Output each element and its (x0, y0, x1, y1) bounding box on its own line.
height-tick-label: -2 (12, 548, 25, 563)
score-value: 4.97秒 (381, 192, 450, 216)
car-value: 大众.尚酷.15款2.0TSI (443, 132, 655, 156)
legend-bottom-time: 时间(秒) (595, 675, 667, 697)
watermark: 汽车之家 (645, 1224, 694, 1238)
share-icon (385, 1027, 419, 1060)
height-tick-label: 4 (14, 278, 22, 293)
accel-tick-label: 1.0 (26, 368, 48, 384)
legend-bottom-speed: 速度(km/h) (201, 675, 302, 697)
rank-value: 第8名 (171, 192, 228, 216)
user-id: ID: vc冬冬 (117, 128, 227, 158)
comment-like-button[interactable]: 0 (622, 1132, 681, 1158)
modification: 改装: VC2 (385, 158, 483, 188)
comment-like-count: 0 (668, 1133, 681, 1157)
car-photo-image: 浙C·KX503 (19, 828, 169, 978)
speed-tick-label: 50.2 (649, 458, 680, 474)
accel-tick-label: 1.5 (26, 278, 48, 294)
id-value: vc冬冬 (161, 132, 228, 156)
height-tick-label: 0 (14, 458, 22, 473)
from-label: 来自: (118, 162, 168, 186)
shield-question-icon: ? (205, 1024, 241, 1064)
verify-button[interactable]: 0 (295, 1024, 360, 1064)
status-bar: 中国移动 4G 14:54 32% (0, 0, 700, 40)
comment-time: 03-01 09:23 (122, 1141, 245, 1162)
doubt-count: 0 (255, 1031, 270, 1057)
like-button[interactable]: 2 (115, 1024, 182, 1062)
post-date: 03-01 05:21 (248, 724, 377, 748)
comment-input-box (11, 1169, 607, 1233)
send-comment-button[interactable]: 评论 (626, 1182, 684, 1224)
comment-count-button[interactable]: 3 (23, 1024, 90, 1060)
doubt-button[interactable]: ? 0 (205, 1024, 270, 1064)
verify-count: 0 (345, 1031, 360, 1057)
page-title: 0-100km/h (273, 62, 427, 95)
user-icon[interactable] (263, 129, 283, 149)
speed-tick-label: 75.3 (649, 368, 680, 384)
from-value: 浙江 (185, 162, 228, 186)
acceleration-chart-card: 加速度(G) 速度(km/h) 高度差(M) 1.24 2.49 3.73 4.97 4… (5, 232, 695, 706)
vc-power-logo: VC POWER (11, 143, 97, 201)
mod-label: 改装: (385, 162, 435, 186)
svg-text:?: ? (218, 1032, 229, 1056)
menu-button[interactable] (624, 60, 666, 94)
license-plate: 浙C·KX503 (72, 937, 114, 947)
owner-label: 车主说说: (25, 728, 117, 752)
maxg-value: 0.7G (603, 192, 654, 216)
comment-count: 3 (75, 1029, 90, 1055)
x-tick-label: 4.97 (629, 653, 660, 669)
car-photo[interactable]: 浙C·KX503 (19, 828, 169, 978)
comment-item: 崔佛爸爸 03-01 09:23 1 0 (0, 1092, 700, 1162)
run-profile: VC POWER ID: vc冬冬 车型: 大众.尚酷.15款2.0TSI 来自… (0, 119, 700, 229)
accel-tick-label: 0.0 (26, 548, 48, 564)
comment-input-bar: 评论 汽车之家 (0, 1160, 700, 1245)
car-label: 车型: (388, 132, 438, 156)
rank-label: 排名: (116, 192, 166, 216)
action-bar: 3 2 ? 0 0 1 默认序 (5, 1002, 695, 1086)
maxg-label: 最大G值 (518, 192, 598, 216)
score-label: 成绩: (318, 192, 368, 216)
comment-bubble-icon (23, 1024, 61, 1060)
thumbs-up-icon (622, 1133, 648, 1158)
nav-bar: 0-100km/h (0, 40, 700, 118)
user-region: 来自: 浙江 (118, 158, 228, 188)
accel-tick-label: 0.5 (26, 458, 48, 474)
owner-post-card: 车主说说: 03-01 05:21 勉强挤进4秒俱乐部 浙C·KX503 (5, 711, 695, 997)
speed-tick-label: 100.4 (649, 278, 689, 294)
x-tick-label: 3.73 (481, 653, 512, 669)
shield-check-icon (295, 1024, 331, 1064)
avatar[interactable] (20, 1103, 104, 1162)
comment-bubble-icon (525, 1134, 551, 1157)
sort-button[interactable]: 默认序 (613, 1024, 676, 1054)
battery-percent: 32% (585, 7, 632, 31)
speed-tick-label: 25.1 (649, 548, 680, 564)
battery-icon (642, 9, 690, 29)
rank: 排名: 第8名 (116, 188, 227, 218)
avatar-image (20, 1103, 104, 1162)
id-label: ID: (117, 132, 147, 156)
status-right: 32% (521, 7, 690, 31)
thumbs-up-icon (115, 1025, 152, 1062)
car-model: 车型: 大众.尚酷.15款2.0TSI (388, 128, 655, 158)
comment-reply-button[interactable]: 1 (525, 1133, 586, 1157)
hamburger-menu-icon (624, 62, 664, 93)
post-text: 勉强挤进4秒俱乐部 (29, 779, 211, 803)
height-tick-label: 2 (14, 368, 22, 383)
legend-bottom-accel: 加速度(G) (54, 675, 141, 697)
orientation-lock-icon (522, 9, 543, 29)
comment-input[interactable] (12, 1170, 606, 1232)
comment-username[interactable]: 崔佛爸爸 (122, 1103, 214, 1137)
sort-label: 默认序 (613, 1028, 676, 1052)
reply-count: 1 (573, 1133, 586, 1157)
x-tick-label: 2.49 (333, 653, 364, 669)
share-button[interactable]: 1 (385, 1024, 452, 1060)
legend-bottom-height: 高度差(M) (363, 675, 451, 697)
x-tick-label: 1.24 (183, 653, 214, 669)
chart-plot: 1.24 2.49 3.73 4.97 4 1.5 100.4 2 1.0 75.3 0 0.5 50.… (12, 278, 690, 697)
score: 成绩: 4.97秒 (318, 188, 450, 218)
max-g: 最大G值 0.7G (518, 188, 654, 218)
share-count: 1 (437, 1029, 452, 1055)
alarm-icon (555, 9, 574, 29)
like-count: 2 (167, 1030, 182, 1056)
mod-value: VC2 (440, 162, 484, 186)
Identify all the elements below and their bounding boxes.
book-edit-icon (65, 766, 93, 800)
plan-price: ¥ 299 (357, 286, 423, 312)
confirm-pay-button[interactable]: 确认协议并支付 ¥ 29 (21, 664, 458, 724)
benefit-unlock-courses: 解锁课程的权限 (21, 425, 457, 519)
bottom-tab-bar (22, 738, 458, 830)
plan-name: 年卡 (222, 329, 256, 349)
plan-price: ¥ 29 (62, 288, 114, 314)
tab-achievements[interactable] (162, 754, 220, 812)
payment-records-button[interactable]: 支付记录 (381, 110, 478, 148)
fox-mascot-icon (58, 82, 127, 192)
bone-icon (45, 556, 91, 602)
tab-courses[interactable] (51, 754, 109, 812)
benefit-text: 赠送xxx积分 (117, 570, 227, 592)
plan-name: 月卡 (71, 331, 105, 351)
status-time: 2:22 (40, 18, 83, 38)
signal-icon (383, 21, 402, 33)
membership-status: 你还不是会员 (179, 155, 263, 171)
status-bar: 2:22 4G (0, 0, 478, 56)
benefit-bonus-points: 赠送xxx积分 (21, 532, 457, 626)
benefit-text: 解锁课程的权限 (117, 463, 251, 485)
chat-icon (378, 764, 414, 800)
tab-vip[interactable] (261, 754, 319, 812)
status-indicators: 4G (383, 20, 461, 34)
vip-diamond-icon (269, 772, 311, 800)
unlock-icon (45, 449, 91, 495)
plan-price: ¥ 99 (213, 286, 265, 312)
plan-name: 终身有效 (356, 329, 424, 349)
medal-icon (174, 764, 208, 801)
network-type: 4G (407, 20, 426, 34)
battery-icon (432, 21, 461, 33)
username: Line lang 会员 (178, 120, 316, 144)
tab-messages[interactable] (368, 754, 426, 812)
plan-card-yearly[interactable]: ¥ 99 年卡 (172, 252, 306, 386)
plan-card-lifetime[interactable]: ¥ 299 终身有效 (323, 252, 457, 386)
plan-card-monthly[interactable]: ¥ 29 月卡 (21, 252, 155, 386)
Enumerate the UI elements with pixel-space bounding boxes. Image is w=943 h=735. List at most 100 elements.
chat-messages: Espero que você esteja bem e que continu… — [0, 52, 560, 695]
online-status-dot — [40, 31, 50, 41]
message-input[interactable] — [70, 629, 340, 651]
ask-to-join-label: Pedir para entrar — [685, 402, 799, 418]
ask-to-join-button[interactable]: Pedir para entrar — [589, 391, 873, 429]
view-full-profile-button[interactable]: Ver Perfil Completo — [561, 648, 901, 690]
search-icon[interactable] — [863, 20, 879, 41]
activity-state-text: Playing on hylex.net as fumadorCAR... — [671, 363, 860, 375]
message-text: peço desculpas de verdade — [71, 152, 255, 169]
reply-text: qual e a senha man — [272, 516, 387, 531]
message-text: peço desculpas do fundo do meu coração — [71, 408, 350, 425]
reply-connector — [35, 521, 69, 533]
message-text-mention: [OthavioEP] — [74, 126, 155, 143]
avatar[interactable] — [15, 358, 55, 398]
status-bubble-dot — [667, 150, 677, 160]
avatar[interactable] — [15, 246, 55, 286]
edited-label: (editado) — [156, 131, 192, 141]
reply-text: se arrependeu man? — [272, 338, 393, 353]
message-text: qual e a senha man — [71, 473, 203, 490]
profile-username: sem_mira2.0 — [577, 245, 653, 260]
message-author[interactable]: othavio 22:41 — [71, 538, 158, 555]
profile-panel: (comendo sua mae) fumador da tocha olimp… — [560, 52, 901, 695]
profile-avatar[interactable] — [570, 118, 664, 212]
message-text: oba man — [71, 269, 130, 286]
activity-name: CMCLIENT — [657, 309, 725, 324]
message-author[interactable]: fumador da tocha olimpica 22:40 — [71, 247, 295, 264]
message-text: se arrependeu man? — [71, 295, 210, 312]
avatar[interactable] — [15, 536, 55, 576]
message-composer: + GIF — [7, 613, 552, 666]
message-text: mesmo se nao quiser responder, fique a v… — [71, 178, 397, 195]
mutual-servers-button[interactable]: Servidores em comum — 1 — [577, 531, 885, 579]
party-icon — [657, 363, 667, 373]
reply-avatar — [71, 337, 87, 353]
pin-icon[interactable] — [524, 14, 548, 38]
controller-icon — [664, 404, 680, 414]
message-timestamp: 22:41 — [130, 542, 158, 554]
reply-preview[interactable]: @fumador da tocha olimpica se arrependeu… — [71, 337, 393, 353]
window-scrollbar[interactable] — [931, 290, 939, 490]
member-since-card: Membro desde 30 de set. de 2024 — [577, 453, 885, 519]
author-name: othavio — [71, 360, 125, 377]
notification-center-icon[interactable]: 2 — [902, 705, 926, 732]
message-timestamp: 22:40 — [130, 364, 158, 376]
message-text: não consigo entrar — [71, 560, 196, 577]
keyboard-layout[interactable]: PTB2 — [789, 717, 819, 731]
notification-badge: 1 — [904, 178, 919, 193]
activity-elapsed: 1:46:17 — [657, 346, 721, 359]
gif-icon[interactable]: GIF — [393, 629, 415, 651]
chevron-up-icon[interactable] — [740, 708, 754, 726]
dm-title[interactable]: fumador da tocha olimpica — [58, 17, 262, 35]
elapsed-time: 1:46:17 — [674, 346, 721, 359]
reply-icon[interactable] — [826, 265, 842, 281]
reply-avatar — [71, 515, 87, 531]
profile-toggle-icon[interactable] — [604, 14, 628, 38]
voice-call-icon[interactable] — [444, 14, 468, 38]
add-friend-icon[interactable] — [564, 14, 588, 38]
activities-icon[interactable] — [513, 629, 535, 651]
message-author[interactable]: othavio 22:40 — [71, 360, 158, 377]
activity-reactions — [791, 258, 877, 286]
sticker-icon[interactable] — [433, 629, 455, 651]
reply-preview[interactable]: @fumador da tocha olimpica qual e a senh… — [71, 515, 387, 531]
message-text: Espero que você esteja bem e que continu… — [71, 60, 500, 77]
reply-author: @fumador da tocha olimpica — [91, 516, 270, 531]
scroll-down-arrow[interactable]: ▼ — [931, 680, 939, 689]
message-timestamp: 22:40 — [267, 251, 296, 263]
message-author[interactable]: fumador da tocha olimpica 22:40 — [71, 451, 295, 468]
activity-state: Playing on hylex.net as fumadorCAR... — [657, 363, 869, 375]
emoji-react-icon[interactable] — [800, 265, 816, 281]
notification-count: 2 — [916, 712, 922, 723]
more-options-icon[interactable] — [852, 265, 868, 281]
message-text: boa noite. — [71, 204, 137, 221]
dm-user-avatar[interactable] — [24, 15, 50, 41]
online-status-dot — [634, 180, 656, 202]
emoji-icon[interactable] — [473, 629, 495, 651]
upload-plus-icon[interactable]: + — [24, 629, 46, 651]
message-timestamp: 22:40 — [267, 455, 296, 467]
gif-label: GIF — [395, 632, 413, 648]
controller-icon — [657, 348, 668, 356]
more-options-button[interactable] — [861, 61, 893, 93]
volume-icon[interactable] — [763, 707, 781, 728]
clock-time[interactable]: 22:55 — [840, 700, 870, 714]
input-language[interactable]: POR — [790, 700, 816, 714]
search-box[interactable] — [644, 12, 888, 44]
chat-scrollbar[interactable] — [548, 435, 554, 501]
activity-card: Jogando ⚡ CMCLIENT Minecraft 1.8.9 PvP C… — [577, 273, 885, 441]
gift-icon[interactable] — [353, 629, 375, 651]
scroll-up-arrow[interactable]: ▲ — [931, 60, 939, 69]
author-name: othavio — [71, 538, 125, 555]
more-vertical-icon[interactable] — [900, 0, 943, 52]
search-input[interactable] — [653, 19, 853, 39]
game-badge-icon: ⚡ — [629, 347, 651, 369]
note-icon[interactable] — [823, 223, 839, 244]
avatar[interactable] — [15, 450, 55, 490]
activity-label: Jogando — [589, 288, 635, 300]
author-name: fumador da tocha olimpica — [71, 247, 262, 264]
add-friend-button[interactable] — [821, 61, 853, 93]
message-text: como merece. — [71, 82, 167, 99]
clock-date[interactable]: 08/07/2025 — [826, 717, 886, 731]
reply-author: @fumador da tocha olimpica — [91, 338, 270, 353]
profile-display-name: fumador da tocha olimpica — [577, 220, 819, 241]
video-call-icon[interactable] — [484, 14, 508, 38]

********************

Aim » Give the stretch of the items from the first line through the line containing "user-icon[interactable] (263, 129, 283, 149)" as a Markdown table with the columns Row and Line, numbering each line and leaving out blank lines.

Final answer »
| Row | Line |
|---|---|
| 1 | Output each element and its (x0, y0, x1, y1) bounding box on its own line. |
| 2 | height-tick-label: -2 (12, 548, 25, 563) |
| 3 | score-value: 4.97秒 (381, 192, 450, 216) |
| 4 | car-value: 大众.尚酷.15款2.0TSI (443, 132, 655, 156) |
| 5 | legend-bottom-time: 时间(秒) (595, 675, 667, 697) |
| 6 | watermark: 汽车之家 (645, 1224, 694, 1238) |
| 7 | share-icon (385, 1027, 419, 1060) |
| 8 | height-tick-label: 4 (14, 278, 22, 293) |
| 9 | accel-tick-label: 1.0 (26, 368, 48, 384) |
| 10 | legend-bottom-speed: 速度(km/h) (201, 675, 302, 697) |
| 11 | rank-value: 第8名 (171, 192, 228, 216) |
| 12 | user-id: ID: vc冬冬 (117, 128, 227, 158) |
| 13 | comment-like-button[interactable]: 0 (622, 1132, 681, 1158) |
| 14 | modification: 改装: VC2 (385, 158, 483, 188) |
| 15 | comment-like-count: 0 (668, 1133, 681, 1157) |
| 16 | car-photo-image: 浙C·KX503 (19, 828, 169, 978) |
| 17 | speed-tick-label: 50.2 (649, 458, 680, 474) |
| 18 | accel-tick-label: 1.5 (26, 278, 48, 294) |
| 19 | id-value: vc冬冬 (161, 132, 228, 156) |
| 20 | height-tick-label: 0 (14, 458, 22, 473) |
| 21 | from-label: 来自: (118, 162, 168, 186) |
| 22 | shield-question-icon: ? (205, 1024, 241, 1064) |
| 23 | verify-button[interactable]: 0 (295, 1024, 360, 1064) |
| 24 | status-bar: 中国移动 4G 14:54 32% (0, 0, 700, 40) |
| 25 | comment-time: 03-01 09:23 (122, 1141, 245, 1162) |
| 26 | doubt-count: 0 (255, 1031, 270, 1057) |
| 27 | like-button[interactable]: 2 (115, 1024, 182, 1062) |
| 28 | post-date: 03-01 05:21 (248, 724, 377, 748) |
| 29 | comment-input-box (11, 1169, 607, 1233) |
| 30 | send-comment-button[interactable]: 评论 (626, 1182, 684, 1224) |
| 31 | comment-count-button[interactable]: 3 (23, 1024, 90, 1060) |
| 32 | doubt-button[interactable]: ? 0 (205, 1024, 270, 1064) |
| 33 | verify-count: 0 (345, 1031, 360, 1057) |
| 34 | page-title: 0-100km/h (273, 62, 427, 95) |
| 35 | user-icon[interactable] (263, 129, 283, 149) |